## BEGIN
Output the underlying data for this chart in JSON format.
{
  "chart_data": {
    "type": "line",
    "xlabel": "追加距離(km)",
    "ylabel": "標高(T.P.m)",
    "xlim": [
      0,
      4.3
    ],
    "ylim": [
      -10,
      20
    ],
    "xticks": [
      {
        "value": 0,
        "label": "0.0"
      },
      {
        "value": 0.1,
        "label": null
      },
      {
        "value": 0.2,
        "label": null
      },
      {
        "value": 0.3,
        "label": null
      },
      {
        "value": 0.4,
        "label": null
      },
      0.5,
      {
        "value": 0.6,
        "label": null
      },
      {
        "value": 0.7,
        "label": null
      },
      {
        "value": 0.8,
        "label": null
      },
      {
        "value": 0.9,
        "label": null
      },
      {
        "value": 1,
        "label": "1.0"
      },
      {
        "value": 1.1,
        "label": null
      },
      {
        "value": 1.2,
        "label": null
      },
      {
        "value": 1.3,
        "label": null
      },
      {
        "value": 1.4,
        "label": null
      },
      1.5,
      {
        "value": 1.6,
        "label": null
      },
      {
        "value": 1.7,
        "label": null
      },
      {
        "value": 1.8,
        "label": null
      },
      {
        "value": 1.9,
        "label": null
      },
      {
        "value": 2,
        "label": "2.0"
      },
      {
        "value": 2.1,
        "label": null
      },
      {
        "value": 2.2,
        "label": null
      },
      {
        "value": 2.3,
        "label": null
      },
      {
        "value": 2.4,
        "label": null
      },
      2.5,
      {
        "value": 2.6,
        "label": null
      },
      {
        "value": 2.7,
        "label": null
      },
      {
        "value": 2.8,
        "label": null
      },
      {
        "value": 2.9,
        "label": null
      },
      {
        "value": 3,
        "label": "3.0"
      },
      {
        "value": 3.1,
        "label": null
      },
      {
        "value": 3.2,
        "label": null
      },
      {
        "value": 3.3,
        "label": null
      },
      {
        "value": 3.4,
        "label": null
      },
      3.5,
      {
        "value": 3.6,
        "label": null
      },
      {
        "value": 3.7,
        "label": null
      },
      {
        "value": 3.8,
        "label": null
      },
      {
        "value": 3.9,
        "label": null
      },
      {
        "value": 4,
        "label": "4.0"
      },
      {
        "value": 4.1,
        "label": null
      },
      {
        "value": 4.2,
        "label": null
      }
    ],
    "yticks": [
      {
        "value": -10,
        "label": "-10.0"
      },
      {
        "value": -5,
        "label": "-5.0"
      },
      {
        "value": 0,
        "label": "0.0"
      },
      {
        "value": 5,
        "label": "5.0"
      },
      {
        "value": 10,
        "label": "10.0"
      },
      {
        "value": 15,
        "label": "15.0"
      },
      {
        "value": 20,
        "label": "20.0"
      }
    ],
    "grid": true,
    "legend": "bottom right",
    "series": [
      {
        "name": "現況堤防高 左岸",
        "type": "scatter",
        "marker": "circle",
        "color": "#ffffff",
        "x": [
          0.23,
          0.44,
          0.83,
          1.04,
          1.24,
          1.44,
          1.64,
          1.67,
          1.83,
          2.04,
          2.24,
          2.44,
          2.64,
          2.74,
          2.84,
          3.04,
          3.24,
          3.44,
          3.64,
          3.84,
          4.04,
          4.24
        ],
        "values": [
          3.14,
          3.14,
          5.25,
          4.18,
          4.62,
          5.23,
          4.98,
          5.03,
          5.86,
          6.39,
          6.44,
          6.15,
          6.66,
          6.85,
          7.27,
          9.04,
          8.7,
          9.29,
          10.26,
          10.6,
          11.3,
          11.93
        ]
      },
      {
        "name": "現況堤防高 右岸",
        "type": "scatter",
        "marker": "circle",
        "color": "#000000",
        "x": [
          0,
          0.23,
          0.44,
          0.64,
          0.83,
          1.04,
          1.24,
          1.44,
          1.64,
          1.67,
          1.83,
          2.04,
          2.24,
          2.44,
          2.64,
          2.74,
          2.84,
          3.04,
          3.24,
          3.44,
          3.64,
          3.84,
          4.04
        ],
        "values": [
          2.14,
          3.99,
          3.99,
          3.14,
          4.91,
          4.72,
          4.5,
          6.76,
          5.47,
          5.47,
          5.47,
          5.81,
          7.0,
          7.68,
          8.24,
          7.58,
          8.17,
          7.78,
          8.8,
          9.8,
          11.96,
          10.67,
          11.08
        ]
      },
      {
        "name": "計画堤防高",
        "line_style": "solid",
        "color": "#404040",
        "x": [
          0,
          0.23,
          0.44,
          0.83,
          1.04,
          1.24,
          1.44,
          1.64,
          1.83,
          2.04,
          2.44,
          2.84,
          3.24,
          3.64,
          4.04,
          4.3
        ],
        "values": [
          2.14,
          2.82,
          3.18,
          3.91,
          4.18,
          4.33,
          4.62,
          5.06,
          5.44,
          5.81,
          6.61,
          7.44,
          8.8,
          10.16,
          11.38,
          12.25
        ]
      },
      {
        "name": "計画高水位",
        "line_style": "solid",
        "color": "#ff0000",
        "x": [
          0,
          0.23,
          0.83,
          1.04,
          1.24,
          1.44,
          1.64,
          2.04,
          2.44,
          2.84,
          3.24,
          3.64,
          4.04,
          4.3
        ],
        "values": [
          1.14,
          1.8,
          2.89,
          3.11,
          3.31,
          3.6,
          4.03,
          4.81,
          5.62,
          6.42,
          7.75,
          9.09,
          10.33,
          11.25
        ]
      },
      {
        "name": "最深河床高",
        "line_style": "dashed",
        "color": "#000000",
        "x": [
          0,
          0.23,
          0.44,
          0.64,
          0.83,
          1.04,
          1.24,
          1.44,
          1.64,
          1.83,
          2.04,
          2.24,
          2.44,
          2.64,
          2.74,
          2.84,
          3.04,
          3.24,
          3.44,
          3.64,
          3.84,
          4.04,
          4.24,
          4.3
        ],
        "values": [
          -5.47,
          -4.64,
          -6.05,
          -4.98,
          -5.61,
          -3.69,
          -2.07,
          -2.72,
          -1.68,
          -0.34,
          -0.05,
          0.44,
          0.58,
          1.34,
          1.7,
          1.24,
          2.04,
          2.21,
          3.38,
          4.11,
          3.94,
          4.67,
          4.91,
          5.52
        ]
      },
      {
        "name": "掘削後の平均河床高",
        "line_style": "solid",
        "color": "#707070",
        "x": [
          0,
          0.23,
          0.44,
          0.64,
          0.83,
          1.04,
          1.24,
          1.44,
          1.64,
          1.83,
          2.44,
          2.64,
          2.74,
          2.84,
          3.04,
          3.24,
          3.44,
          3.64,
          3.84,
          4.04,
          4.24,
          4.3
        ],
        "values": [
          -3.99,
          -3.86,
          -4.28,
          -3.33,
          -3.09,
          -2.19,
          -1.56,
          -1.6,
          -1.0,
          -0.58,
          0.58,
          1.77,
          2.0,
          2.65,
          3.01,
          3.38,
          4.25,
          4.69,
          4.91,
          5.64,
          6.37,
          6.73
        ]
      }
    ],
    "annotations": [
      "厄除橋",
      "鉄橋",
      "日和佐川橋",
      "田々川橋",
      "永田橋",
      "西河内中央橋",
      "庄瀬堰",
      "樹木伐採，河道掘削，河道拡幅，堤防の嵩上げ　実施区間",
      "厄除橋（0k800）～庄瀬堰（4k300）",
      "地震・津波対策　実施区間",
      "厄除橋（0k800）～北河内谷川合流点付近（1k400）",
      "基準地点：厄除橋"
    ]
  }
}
## END
• EXERCISE:
Copy out each line in the preceding records that contains "color".

• CORRECT ANSWER:
        "color": "#ffffff",
        "color": "#000000",
        "color": "#404040",
        "color": "#ff0000",
        "color": "#000000",
        "color": "#707070",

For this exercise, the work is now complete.